• _Source material_
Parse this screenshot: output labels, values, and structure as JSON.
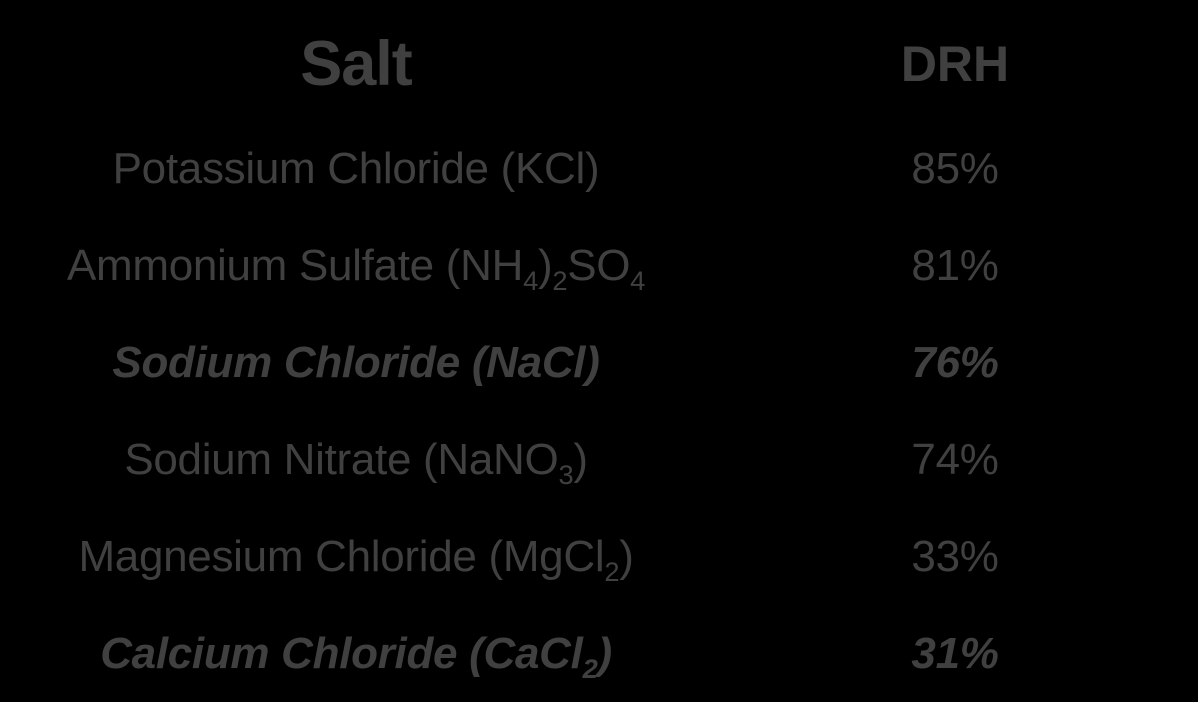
{
  "colors": {
    "background": "#000000",
    "text": "#404040"
  },
  "table": {
    "headers": [
      {
        "label": "Salt"
      },
      {
        "label": "DRH"
      }
    ],
    "rows": [
      {
        "salt": [
          {
            "t": "Potassium Chloride (KCl)"
          }
        ],
        "drh": "85%",
        "emphasis": false
      },
      {
        "salt": [
          {
            "t": "Ammonium Sulfate (NH"
          },
          {
            "t": "4",
            "sub": true
          },
          {
            "t": ")"
          },
          {
            "t": "2",
            "sub": true
          },
          {
            "t": "SO"
          },
          {
            "t": "4",
            "sub": true
          }
        ],
        "drh": "81%",
        "emphasis": false
      },
      {
        "salt": [
          {
            "t": "Sodium Chloride (NaCl)"
          }
        ],
        "drh": "76%",
        "emphasis": true
      },
      {
        "salt": [
          {
            "t": "Sodium Nitrate (NaNO"
          },
          {
            "t": "3",
            "sub": true
          },
          {
            "t": ")"
          }
        ],
        "drh": "74%",
        "emphasis": false
      },
      {
        "salt": [
          {
            "t": "Magnesium Chloride (MgCl"
          },
          {
            "t": "2",
            "sub": true
          },
          {
            "t": ")"
          }
        ],
        "drh": "33%",
        "emphasis": false
      },
      {
        "salt": [
          {
            "t": "Calcium Chloride (CaCl"
          },
          {
            "t": "2",
            "sub": true
          },
          {
            "t": ")"
          }
        ],
        "drh": "31%",
        "emphasis": true
      }
    ]
  },
  "chart_data": {
    "type": "table",
    "columns": [
      "Salt",
      "DRH"
    ],
    "rows": [
      [
        "Potassium Chloride (KCl)",
        "85%"
      ],
      [
        "Ammonium Sulfate (NH4)2SO4",
        "81%"
      ],
      [
        "Sodium Chloride (NaCl)",
        "76%"
      ],
      [
        "Sodium Nitrate (NaNO3)",
        "74%"
      ],
      [
        "Magnesium Chloride (MgCl2)",
        "33%"
      ],
      [
        "Calcium Chloride (CaCl2)",
        "31%"
      ]
    ],
    "values_percent": [
      85,
      81,
      76,
      74,
      33,
      31
    ],
    "emphasized_rows": [
      "Sodium Chloride (NaCl)",
      "Calcium Chloride (CaCl2)"
    ]
  }
}
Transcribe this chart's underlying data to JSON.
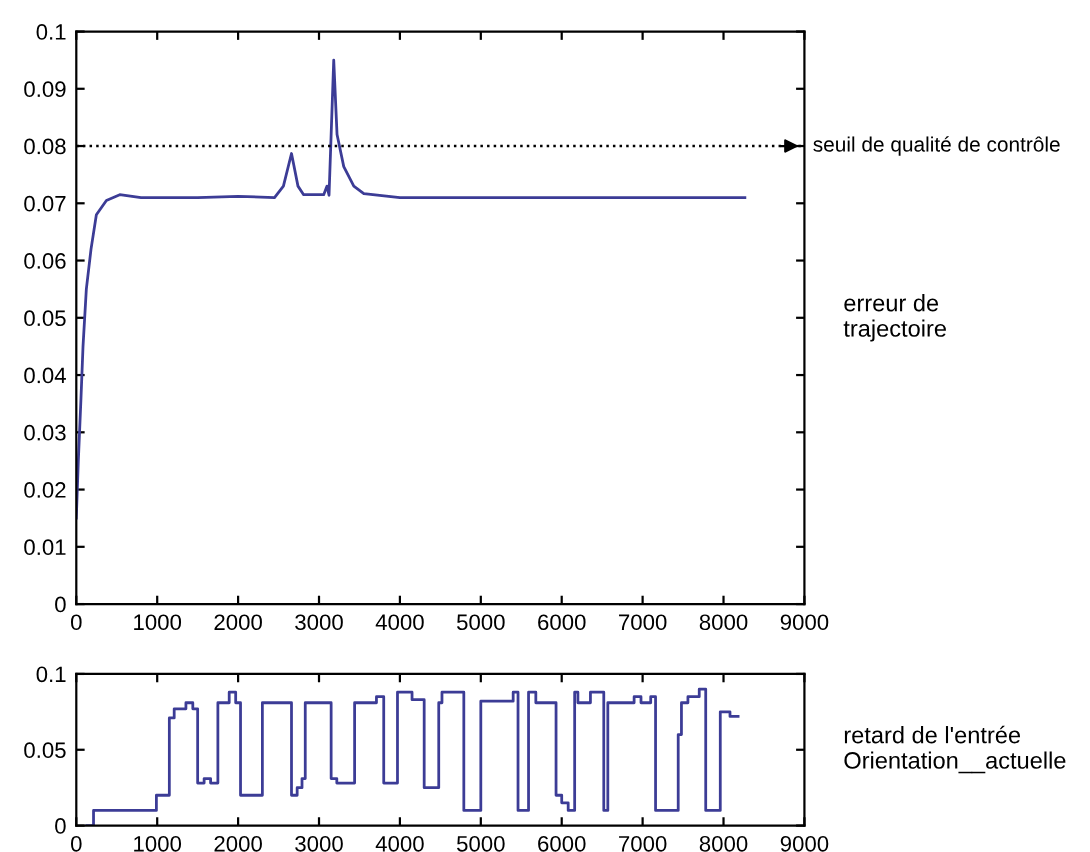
{
  "chart_data": [
    {
      "type": "line",
      "ylabel": "erreur de\ntrajectoire",
      "xlim": [
        0,
        9000
      ],
      "ylim": [
        0,
        0.1
      ],
      "xticks": [
        0,
        1000,
        2000,
        3000,
        4000,
        5000,
        6000,
        7000,
        8000,
        9000
      ],
      "yticks": [
        0,
        0.01,
        0.02,
        0.03,
        0.04,
        0.05,
        0.06,
        0.07,
        0.08,
        0.09,
        0.1
      ],
      "series": [
        {
          "color": "#3c3c96",
          "x": [
            0,
            25,
            58,
            83,
            124,
            182,
            248,
            372,
            537,
            800,
            1116,
            1500,
            2000,
            2450,
            2560,
            2660,
            2740,
            2810,
            3058,
            3099,
            3124,
            3182,
            3223,
            3306,
            3430,
            3554,
            4000,
            5000,
            6000,
            7000,
            8000,
            8264
          ],
          "values": [
            0.015,
            0.025,
            0.036,
            0.045,
            0.055,
            0.062,
            0.068,
            0.0705,
            0.0715,
            0.071,
            0.071,
            0.071,
            0.0712,
            0.071,
            0.073,
            0.0787,
            0.073,
            0.0715,
            0.0715,
            0.073,
            0.0714,
            0.095,
            0.082,
            0.0764,
            0.073,
            0.0717,
            0.071,
            0.071,
            0.071,
            0.071,
            0.071,
            0.071
          ]
        }
      ],
      "ref_lines": [
        {
          "axis": "y",
          "value": 0.08,
          "label": "seuil de qualité de contrôle",
          "color": "#000000",
          "line_style": "dotted"
        }
      ],
      "grid": false,
      "legend": false
    },
    {
      "type": "step",
      "ylabel": "retard de l'entrée\nOrientation__actuelle",
      "xlim": [
        0,
        9000
      ],
      "ylim": [
        0,
        0.1
      ],
      "xticks": [
        0,
        1000,
        2000,
        3000,
        4000,
        5000,
        6000,
        7000,
        8000,
        9000
      ],
      "yticks": [
        0,
        0.05,
        0.1
      ],
      "series": [
        {
          "color": "#3c3c96",
          "x": [
            130,
            213,
            990,
            1150,
            1210,
            1355,
            1440,
            1500,
            1580,
            1660,
            1750,
            1890,
            1970,
            2030,
            2300,
            2660,
            2730,
            2790,
            2830,
            3150,
            3220,
            3440,
            3710,
            3800,
            3970,
            4150,
            4300,
            4480,
            4520,
            4790,
            5000,
            5400,
            5460,
            5590,
            5680,
            5930,
            6000,
            6080,
            6160,
            6200,
            6355,
            6520,
            6570,
            6895,
            6980,
            7100,
            7160,
            7440,
            7480,
            7560,
            7700,
            7780,
            7960,
            8080,
            8180
          ],
          "values": [
            0,
            0.01,
            0.02,
            0.071,
            0.077,
            0.081,
            0.077,
            0.028,
            0.031,
            0.028,
            0.081,
            0.088,
            0.081,
            0.02,
            0.081,
            0.02,
            0.025,
            0.031,
            0.081,
            0.031,
            0.028,
            0.081,
            0.085,
            0.028,
            0.088,
            0.083,
            0.025,
            0.081,
            0.088,
            0.01,
            0.082,
            0.088,
            0.01,
            0.088,
            0.081,
            0.02,
            0.015,
            0.01,
            0.088,
            0.081,
            0.088,
            0.01,
            0.081,
            0.085,
            0.081,
            0.085,
            0.01,
            0.06,
            0.081,
            0.085,
            0.09,
            0.01,
            0.075,
            0.072,
            0.072
          ]
        }
      ],
      "grid": false,
      "legend": false
    }
  ]
}
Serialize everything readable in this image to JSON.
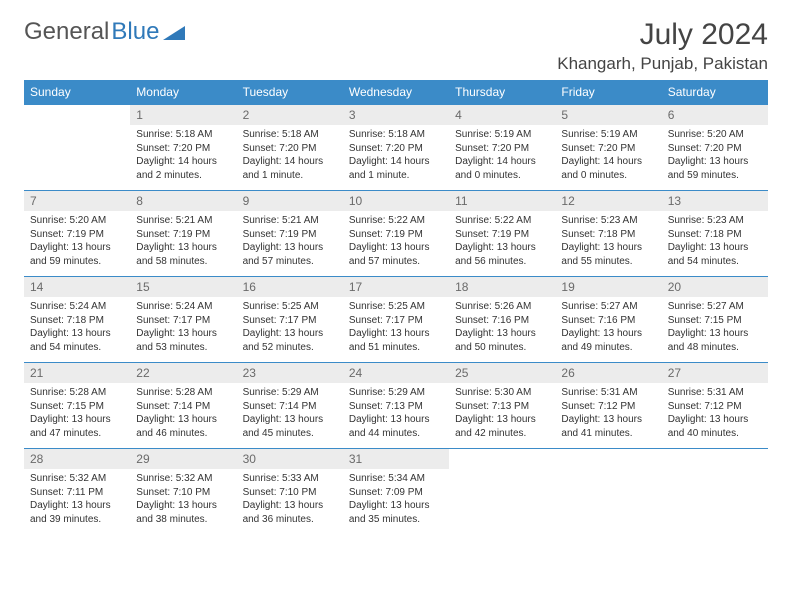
{
  "logo": {
    "text1": "General",
    "text2": "Blue"
  },
  "title": "July 2024",
  "location": "Khangarh, Punjab, Pakistan",
  "colors": {
    "header_bg": "#3b8bc8",
    "header_text": "#ffffff",
    "daynum_bg": "#ececec",
    "daynum_text": "#6a6a6a",
    "body_text": "#333333",
    "logo_gray": "#555555",
    "logo_blue": "#2f79b9",
    "rule": "#3b8bc8"
  },
  "weekdays": [
    "Sunday",
    "Monday",
    "Tuesday",
    "Wednesday",
    "Thursday",
    "Friday",
    "Saturday"
  ],
  "weeks": [
    [
      {
        "n": "",
        "sr": "",
        "ss": "",
        "d1": "",
        "d2": ""
      },
      {
        "n": "1",
        "sr": "Sunrise: 5:18 AM",
        "ss": "Sunset: 7:20 PM",
        "d1": "Daylight: 14 hours",
        "d2": "and 2 minutes."
      },
      {
        "n": "2",
        "sr": "Sunrise: 5:18 AM",
        "ss": "Sunset: 7:20 PM",
        "d1": "Daylight: 14 hours",
        "d2": "and 1 minute."
      },
      {
        "n": "3",
        "sr": "Sunrise: 5:18 AM",
        "ss": "Sunset: 7:20 PM",
        "d1": "Daylight: 14 hours",
        "d2": "and 1 minute."
      },
      {
        "n": "4",
        "sr": "Sunrise: 5:19 AM",
        "ss": "Sunset: 7:20 PM",
        "d1": "Daylight: 14 hours",
        "d2": "and 0 minutes."
      },
      {
        "n": "5",
        "sr": "Sunrise: 5:19 AM",
        "ss": "Sunset: 7:20 PM",
        "d1": "Daylight: 14 hours",
        "d2": "and 0 minutes."
      },
      {
        "n": "6",
        "sr": "Sunrise: 5:20 AM",
        "ss": "Sunset: 7:20 PM",
        "d1": "Daylight: 13 hours",
        "d2": "and 59 minutes."
      }
    ],
    [
      {
        "n": "7",
        "sr": "Sunrise: 5:20 AM",
        "ss": "Sunset: 7:19 PM",
        "d1": "Daylight: 13 hours",
        "d2": "and 59 minutes."
      },
      {
        "n": "8",
        "sr": "Sunrise: 5:21 AM",
        "ss": "Sunset: 7:19 PM",
        "d1": "Daylight: 13 hours",
        "d2": "and 58 minutes."
      },
      {
        "n": "9",
        "sr": "Sunrise: 5:21 AM",
        "ss": "Sunset: 7:19 PM",
        "d1": "Daylight: 13 hours",
        "d2": "and 57 minutes."
      },
      {
        "n": "10",
        "sr": "Sunrise: 5:22 AM",
        "ss": "Sunset: 7:19 PM",
        "d1": "Daylight: 13 hours",
        "d2": "and 57 minutes."
      },
      {
        "n": "11",
        "sr": "Sunrise: 5:22 AM",
        "ss": "Sunset: 7:19 PM",
        "d1": "Daylight: 13 hours",
        "d2": "and 56 minutes."
      },
      {
        "n": "12",
        "sr": "Sunrise: 5:23 AM",
        "ss": "Sunset: 7:18 PM",
        "d1": "Daylight: 13 hours",
        "d2": "and 55 minutes."
      },
      {
        "n": "13",
        "sr": "Sunrise: 5:23 AM",
        "ss": "Sunset: 7:18 PM",
        "d1": "Daylight: 13 hours",
        "d2": "and 54 minutes."
      }
    ],
    [
      {
        "n": "14",
        "sr": "Sunrise: 5:24 AM",
        "ss": "Sunset: 7:18 PM",
        "d1": "Daylight: 13 hours",
        "d2": "and 54 minutes."
      },
      {
        "n": "15",
        "sr": "Sunrise: 5:24 AM",
        "ss": "Sunset: 7:17 PM",
        "d1": "Daylight: 13 hours",
        "d2": "and 53 minutes."
      },
      {
        "n": "16",
        "sr": "Sunrise: 5:25 AM",
        "ss": "Sunset: 7:17 PM",
        "d1": "Daylight: 13 hours",
        "d2": "and 52 minutes."
      },
      {
        "n": "17",
        "sr": "Sunrise: 5:25 AM",
        "ss": "Sunset: 7:17 PM",
        "d1": "Daylight: 13 hours",
        "d2": "and 51 minutes."
      },
      {
        "n": "18",
        "sr": "Sunrise: 5:26 AM",
        "ss": "Sunset: 7:16 PM",
        "d1": "Daylight: 13 hours",
        "d2": "and 50 minutes."
      },
      {
        "n": "19",
        "sr": "Sunrise: 5:27 AM",
        "ss": "Sunset: 7:16 PM",
        "d1": "Daylight: 13 hours",
        "d2": "and 49 minutes."
      },
      {
        "n": "20",
        "sr": "Sunrise: 5:27 AM",
        "ss": "Sunset: 7:15 PM",
        "d1": "Daylight: 13 hours",
        "d2": "and 48 minutes."
      }
    ],
    [
      {
        "n": "21",
        "sr": "Sunrise: 5:28 AM",
        "ss": "Sunset: 7:15 PM",
        "d1": "Daylight: 13 hours",
        "d2": "and 47 minutes."
      },
      {
        "n": "22",
        "sr": "Sunrise: 5:28 AM",
        "ss": "Sunset: 7:14 PM",
        "d1": "Daylight: 13 hours",
        "d2": "and 46 minutes."
      },
      {
        "n": "23",
        "sr": "Sunrise: 5:29 AM",
        "ss": "Sunset: 7:14 PM",
        "d1": "Daylight: 13 hours",
        "d2": "and 45 minutes."
      },
      {
        "n": "24",
        "sr": "Sunrise: 5:29 AM",
        "ss": "Sunset: 7:13 PM",
        "d1": "Daylight: 13 hours",
        "d2": "and 44 minutes."
      },
      {
        "n": "25",
        "sr": "Sunrise: 5:30 AM",
        "ss": "Sunset: 7:13 PM",
        "d1": "Daylight: 13 hours",
        "d2": "and 42 minutes."
      },
      {
        "n": "26",
        "sr": "Sunrise: 5:31 AM",
        "ss": "Sunset: 7:12 PM",
        "d1": "Daylight: 13 hours",
        "d2": "and 41 minutes."
      },
      {
        "n": "27",
        "sr": "Sunrise: 5:31 AM",
        "ss": "Sunset: 7:12 PM",
        "d1": "Daylight: 13 hours",
        "d2": "and 40 minutes."
      }
    ],
    [
      {
        "n": "28",
        "sr": "Sunrise: 5:32 AM",
        "ss": "Sunset: 7:11 PM",
        "d1": "Daylight: 13 hours",
        "d2": "and 39 minutes."
      },
      {
        "n": "29",
        "sr": "Sunrise: 5:32 AM",
        "ss": "Sunset: 7:10 PM",
        "d1": "Daylight: 13 hours",
        "d2": "and 38 minutes."
      },
      {
        "n": "30",
        "sr": "Sunrise: 5:33 AM",
        "ss": "Sunset: 7:10 PM",
        "d1": "Daylight: 13 hours",
        "d2": "and 36 minutes."
      },
      {
        "n": "31",
        "sr": "Sunrise: 5:34 AM",
        "ss": "Sunset: 7:09 PM",
        "d1": "Daylight: 13 hours",
        "d2": "and 35 minutes."
      },
      {
        "n": "",
        "sr": "",
        "ss": "",
        "d1": "",
        "d2": ""
      },
      {
        "n": "",
        "sr": "",
        "ss": "",
        "d1": "",
        "d2": ""
      },
      {
        "n": "",
        "sr": "",
        "ss": "",
        "d1": "",
        "d2": ""
      }
    ]
  ]
}
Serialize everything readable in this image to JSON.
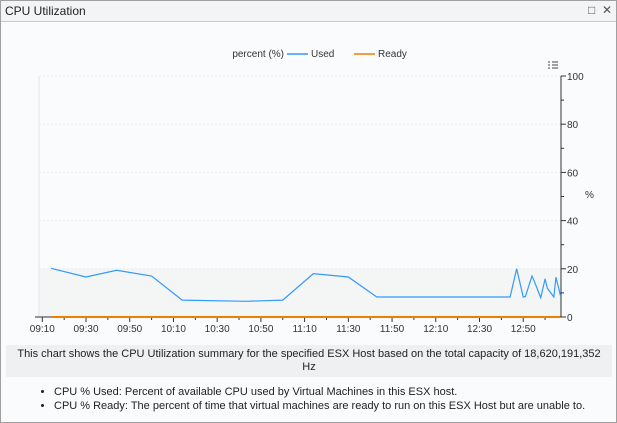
{
  "window": {
    "title": "CPU Utilization",
    "maximize_icon": "maximize-icon",
    "close_icon": "close-icon"
  },
  "chart_data": {
    "type": "line",
    "legend_title": "percent (%)",
    "legend_placement": "top-center",
    "ylabel": "%",
    "ylim": [
      0,
      100
    ],
    "yticks": [
      "0",
      "20",
      "40",
      "60",
      "80",
      "100"
    ],
    "xticks": [
      "09:10",
      "09:30",
      "09:50",
      "10:10",
      "10:30",
      "10:50",
      "11:10",
      "11:30",
      "11:50",
      "12:10",
      "12:30",
      "12:50"
    ],
    "grid": true,
    "series": [
      {
        "name": "Used",
        "color": "#3399ff",
        "x": [
          "09:14",
          "09:30",
          "09:44",
          "10:00",
          "10:14",
          "10:43",
          "11:00",
          "11:14",
          "11:30",
          "11:43",
          "12:44",
          "12:47",
          "12:50",
          "12:51",
          "12:54",
          "12:55",
          "12:58",
          "13:00",
          "13:01",
          "13:04",
          "13:05",
          "13:07"
        ],
        "values": [
          20.2,
          16.6,
          19.4,
          17,
          7,
          6.5,
          7,
          18,
          16.6,
          8.3,
          8.3,
          20,
          8.3,
          8.5,
          17,
          15,
          8,
          15.8,
          12,
          8.3,
          16.5,
          9
        ]
      },
      {
        "name": "Ready",
        "color": "#f07f00",
        "x": [
          "09:14",
          "13:07"
        ],
        "values": [
          0,
          0
        ]
      }
    ]
  },
  "description": "This chart shows the CPU Utilization summary for the specified ESX Host based on the total capacity of 18,620,191,352 Hz",
  "notes": [
    "CPU % Used: Percent of available CPU used by Virtual Machines in this ESX host.",
    "CPU % Ready: The percent of time that virtual machines are ready to run on this ESX Host but are unable to."
  ]
}
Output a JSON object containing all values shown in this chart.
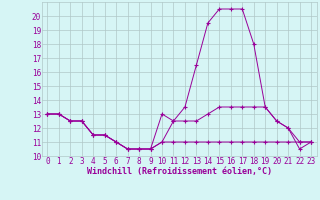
{
  "hours": [
    0,
    1,
    2,
    3,
    4,
    5,
    6,
    7,
    8,
    9,
    10,
    11,
    12,
    13,
    14,
    15,
    16,
    17,
    18,
    19,
    20,
    21,
    22,
    23
  ],
  "line1": [
    13,
    13,
    12.5,
    12.5,
    11.5,
    11.5,
    11,
    10.5,
    10.5,
    10.5,
    11,
    12.5,
    13.5,
    16.5,
    19.5,
    20.5,
    20.5,
    20.5,
    18,
    13.5,
    12.5,
    12,
    10.5,
    11
  ],
  "line2": [
    13,
    13,
    12.5,
    12.5,
    11.5,
    11.5,
    11,
    10.5,
    10.5,
    10.5,
    13,
    12.5,
    12.5,
    12.5,
    13,
    13.5,
    13.5,
    13.5,
    13.5,
    13.5,
    12.5,
    12,
    11,
    11
  ],
  "line3": [
    13,
    13,
    12.5,
    12.5,
    11.5,
    11.5,
    11,
    10.5,
    10.5,
    10.5,
    11,
    11,
    11,
    11,
    11,
    11,
    11,
    11,
    11,
    11,
    11,
    11,
    11,
    11
  ],
  "line_color": "#990099",
  "bg_color": "#d6f5f5",
  "grid_color": "#b0c8c8",
  "xlabel": "Windchill (Refroidissement éolien,°C)",
  "ylim": [
    10,
    21
  ],
  "xlim": [
    -0.5,
    23.5
  ],
  "yticks": [
    10,
    11,
    12,
    13,
    14,
    15,
    16,
    17,
    18,
    19,
    20
  ],
  "xticks": [
    0,
    1,
    2,
    3,
    4,
    5,
    6,
    7,
    8,
    9,
    10,
    11,
    12,
    13,
    14,
    15,
    16,
    17,
    18,
    19,
    20,
    21,
    22,
    23
  ],
  "tick_fontsize": 5.5,
  "xlabel_fontsize": 6.0
}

• _Problem to work on_
Copy the final portion of the records: every line from the one containing "Output a JSON" through the last, word for word, without pictures.

• _Finished answer_
Output a JSON object containing all values shown in this chart.
{
  "hours": [
    0,
    1,
    2,
    3,
    4,
    5,
    6,
    7,
    8,
    9,
    10,
    11,
    12,
    13,
    14,
    15,
    16,
    17,
    18,
    19,
    20,
    21,
    22,
    23
  ],
  "line1": [
    13,
    13,
    12.5,
    12.5,
    11.5,
    11.5,
    11,
    10.5,
    10.5,
    10.5,
    11,
    12.5,
    13.5,
    16.5,
    19.5,
    20.5,
    20.5,
    20.5,
    18,
    13.5,
    12.5,
    12,
    10.5,
    11
  ],
  "line2": [
    13,
    13,
    12.5,
    12.5,
    11.5,
    11.5,
    11,
    10.5,
    10.5,
    10.5,
    13,
    12.5,
    12.5,
    12.5,
    13,
    13.5,
    13.5,
    13.5,
    13.5,
    13.5,
    12.5,
    12,
    11,
    11
  ],
  "line3": [
    13,
    13,
    12.5,
    12.5,
    11.5,
    11.5,
    11,
    10.5,
    10.5,
    10.5,
    11,
    11,
    11,
    11,
    11,
    11,
    11,
    11,
    11,
    11,
    11,
    11,
    11,
    11
  ],
  "line_color": "#990099",
  "bg_color": "#d6f5f5",
  "grid_color": "#b0c8c8",
  "xlabel": "Windchill (Refroidissement éolien,°C)",
  "ylim": [
    10,
    21
  ],
  "xlim": [
    -0.5,
    23.5
  ],
  "yticks": [
    10,
    11,
    12,
    13,
    14,
    15,
    16,
    17,
    18,
    19,
    20
  ],
  "xticks": [
    0,
    1,
    2,
    3,
    4,
    5,
    6,
    7,
    8,
    9,
    10,
    11,
    12,
    13,
    14,
    15,
    16,
    17,
    18,
    19,
    20,
    21,
    22,
    23
  ],
  "tick_fontsize": 5.5,
  "xlabel_fontsize": 6.0
}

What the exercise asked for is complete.